Aim: Locate the word "Personal" in the entries below, then gather every line that holds it.

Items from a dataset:
# # # # #

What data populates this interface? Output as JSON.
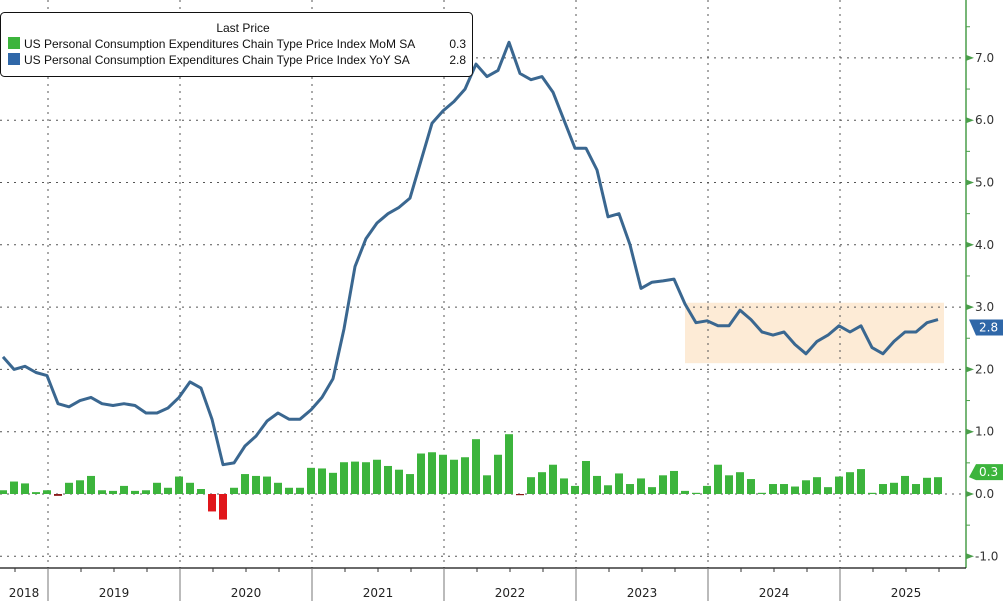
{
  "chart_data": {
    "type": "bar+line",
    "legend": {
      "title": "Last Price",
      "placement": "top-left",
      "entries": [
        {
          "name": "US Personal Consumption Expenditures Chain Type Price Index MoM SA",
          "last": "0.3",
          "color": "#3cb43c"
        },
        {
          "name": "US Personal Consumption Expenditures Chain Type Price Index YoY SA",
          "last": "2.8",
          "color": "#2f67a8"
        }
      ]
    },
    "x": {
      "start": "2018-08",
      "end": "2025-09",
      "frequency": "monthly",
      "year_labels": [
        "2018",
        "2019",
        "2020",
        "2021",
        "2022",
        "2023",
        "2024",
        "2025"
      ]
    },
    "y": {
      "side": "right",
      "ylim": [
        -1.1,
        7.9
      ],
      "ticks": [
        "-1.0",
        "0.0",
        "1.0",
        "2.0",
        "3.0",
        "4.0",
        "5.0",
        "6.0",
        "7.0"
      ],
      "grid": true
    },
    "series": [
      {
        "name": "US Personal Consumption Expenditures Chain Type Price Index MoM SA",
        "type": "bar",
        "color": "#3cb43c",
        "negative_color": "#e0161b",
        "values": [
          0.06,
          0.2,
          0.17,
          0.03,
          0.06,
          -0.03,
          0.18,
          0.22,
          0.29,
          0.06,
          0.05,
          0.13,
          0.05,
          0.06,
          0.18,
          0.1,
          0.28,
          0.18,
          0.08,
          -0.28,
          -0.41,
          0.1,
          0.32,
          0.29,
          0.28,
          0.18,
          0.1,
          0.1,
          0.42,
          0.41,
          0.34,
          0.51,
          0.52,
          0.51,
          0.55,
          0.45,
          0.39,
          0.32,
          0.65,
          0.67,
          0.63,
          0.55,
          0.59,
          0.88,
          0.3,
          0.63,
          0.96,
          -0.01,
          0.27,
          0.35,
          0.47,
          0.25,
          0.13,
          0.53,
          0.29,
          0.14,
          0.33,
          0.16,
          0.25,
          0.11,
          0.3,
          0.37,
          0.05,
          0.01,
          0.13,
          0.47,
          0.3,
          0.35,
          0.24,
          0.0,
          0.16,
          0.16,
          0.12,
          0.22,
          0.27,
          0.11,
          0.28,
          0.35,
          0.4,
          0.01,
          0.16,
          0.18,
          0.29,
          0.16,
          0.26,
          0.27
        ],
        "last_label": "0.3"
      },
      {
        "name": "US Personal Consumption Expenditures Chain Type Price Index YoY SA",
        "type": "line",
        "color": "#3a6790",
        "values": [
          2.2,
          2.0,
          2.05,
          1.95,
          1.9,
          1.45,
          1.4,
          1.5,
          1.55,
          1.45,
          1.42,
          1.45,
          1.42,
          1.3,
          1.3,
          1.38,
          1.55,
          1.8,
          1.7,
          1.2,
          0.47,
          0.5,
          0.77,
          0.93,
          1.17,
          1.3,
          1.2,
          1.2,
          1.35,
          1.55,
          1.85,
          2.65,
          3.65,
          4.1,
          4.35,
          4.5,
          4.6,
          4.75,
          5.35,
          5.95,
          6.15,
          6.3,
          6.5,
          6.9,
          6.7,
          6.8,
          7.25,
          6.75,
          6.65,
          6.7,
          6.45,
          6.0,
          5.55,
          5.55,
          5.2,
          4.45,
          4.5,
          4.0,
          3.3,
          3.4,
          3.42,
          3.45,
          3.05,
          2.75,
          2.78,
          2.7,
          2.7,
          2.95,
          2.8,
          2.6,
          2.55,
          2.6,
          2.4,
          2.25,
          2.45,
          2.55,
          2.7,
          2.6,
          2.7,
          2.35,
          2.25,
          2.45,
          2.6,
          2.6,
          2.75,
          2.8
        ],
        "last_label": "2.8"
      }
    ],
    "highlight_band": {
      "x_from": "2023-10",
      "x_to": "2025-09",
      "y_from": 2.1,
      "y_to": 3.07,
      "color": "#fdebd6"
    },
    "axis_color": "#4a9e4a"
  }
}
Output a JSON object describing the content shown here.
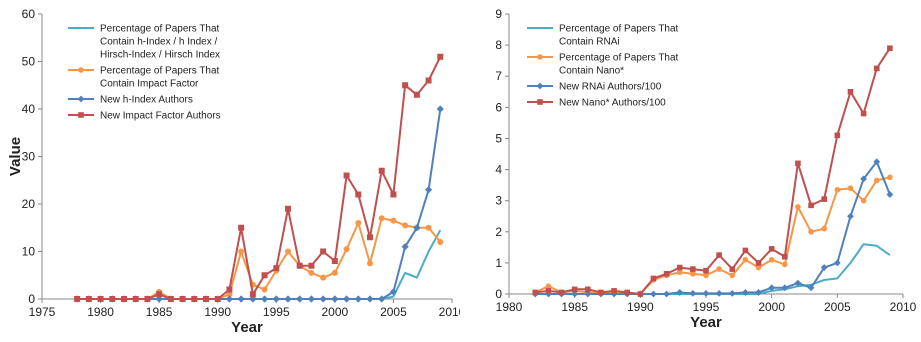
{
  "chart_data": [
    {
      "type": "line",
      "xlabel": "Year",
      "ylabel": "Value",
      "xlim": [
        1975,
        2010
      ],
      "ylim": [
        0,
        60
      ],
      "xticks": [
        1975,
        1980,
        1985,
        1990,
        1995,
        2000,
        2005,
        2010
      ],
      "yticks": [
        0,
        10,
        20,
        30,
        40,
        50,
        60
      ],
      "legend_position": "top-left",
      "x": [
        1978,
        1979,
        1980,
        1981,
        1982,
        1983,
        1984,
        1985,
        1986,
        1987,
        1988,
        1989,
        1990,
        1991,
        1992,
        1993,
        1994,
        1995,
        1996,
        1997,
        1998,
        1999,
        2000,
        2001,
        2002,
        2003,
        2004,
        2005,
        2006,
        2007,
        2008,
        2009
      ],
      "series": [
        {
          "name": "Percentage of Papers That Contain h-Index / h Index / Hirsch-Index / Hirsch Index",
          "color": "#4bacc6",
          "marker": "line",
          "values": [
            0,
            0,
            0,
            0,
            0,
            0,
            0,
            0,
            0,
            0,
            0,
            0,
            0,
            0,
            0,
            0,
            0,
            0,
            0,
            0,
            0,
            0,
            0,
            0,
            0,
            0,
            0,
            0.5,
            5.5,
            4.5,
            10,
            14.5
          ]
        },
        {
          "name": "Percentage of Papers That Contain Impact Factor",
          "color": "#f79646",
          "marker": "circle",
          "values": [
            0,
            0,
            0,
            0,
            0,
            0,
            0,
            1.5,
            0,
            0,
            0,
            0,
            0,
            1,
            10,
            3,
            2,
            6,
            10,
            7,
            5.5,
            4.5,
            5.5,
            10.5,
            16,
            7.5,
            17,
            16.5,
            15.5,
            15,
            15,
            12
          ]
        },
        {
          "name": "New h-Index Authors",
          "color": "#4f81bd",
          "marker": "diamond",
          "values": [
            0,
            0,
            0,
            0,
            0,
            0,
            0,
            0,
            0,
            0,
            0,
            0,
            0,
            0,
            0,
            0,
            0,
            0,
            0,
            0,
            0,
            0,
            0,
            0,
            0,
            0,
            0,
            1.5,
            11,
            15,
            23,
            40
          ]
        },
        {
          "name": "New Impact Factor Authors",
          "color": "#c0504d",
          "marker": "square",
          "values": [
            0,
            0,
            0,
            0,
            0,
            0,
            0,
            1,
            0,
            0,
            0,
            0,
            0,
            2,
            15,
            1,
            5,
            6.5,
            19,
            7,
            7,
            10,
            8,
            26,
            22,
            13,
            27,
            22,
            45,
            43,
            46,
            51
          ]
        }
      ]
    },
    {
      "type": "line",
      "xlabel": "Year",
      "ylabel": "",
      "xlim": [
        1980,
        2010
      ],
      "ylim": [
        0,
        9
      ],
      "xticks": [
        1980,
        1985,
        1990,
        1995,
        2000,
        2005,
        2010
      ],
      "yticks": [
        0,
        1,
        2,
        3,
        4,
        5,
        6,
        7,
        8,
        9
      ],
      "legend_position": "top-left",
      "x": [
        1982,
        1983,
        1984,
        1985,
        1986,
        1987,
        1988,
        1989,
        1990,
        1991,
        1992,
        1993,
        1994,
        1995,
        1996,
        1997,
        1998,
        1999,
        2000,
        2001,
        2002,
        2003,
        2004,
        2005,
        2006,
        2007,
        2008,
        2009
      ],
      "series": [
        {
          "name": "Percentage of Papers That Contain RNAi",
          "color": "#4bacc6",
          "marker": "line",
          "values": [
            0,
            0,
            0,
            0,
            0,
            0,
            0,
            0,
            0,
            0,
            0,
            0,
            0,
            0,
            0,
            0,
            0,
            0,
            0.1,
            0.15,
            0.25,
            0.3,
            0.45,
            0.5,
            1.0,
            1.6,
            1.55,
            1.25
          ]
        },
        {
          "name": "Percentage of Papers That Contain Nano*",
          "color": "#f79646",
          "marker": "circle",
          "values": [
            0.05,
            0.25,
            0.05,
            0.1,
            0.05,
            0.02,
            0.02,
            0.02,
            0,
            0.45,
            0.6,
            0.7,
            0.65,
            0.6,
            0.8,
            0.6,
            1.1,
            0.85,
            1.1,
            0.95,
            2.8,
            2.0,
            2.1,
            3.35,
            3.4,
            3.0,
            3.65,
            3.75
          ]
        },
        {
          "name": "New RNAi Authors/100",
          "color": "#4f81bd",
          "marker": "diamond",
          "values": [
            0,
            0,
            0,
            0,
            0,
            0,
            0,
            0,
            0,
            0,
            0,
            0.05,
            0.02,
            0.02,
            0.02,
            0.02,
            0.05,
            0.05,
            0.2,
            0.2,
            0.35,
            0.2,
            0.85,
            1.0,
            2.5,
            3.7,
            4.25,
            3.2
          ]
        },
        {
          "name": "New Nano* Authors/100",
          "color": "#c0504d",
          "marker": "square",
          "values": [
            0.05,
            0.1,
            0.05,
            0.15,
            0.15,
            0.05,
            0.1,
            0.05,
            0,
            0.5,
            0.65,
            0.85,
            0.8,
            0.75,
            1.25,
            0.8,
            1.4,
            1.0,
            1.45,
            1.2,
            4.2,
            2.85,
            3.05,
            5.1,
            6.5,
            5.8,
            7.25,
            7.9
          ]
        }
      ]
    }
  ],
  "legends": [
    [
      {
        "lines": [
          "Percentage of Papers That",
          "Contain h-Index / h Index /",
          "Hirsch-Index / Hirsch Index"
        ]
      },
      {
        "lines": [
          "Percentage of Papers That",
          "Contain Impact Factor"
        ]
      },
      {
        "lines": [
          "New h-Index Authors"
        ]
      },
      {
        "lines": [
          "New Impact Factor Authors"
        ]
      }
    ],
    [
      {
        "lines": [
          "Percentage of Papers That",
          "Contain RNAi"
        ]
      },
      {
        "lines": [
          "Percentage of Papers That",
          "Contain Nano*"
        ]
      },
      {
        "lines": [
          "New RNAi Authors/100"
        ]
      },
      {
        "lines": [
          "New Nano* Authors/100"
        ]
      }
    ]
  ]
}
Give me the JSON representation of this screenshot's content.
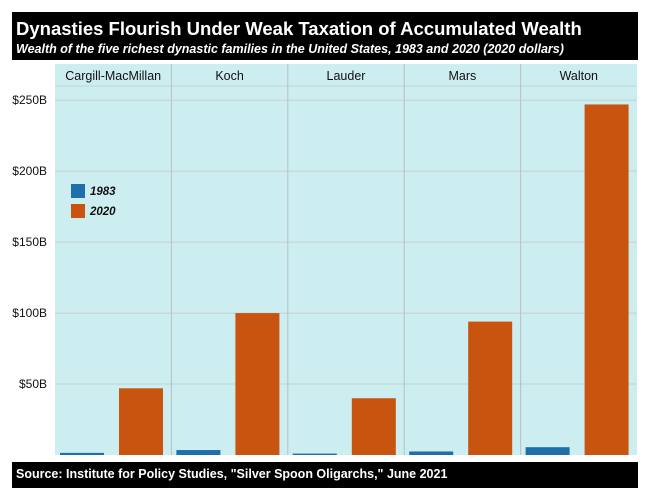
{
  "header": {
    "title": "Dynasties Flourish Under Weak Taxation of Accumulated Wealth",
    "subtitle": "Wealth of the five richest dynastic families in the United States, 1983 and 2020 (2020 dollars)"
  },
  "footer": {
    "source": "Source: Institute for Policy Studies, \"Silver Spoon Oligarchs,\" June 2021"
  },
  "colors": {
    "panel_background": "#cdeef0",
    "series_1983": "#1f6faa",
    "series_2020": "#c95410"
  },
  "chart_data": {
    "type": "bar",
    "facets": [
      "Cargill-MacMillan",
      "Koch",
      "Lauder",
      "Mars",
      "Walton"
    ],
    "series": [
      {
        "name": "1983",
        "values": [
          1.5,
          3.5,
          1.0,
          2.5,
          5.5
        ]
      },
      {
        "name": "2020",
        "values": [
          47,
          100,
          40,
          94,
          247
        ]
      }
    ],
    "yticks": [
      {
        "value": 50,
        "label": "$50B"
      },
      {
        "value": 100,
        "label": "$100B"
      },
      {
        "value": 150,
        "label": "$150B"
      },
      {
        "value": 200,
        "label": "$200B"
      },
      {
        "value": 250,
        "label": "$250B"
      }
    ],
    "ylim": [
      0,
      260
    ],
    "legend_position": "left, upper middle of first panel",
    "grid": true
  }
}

# # # # #

Reply:
          "name": "US Personal Consumption Expenditures Chain Type Price Index MoM SA",
          "name": "US Personal Consumption Expenditures Chain Type Price Index YoY SA",
        "name": "US Personal Consumption Expenditures Chain Type Price Index MoM SA",
        "name": "US Personal Consumption Expenditures Chain Type Price Index YoY SA",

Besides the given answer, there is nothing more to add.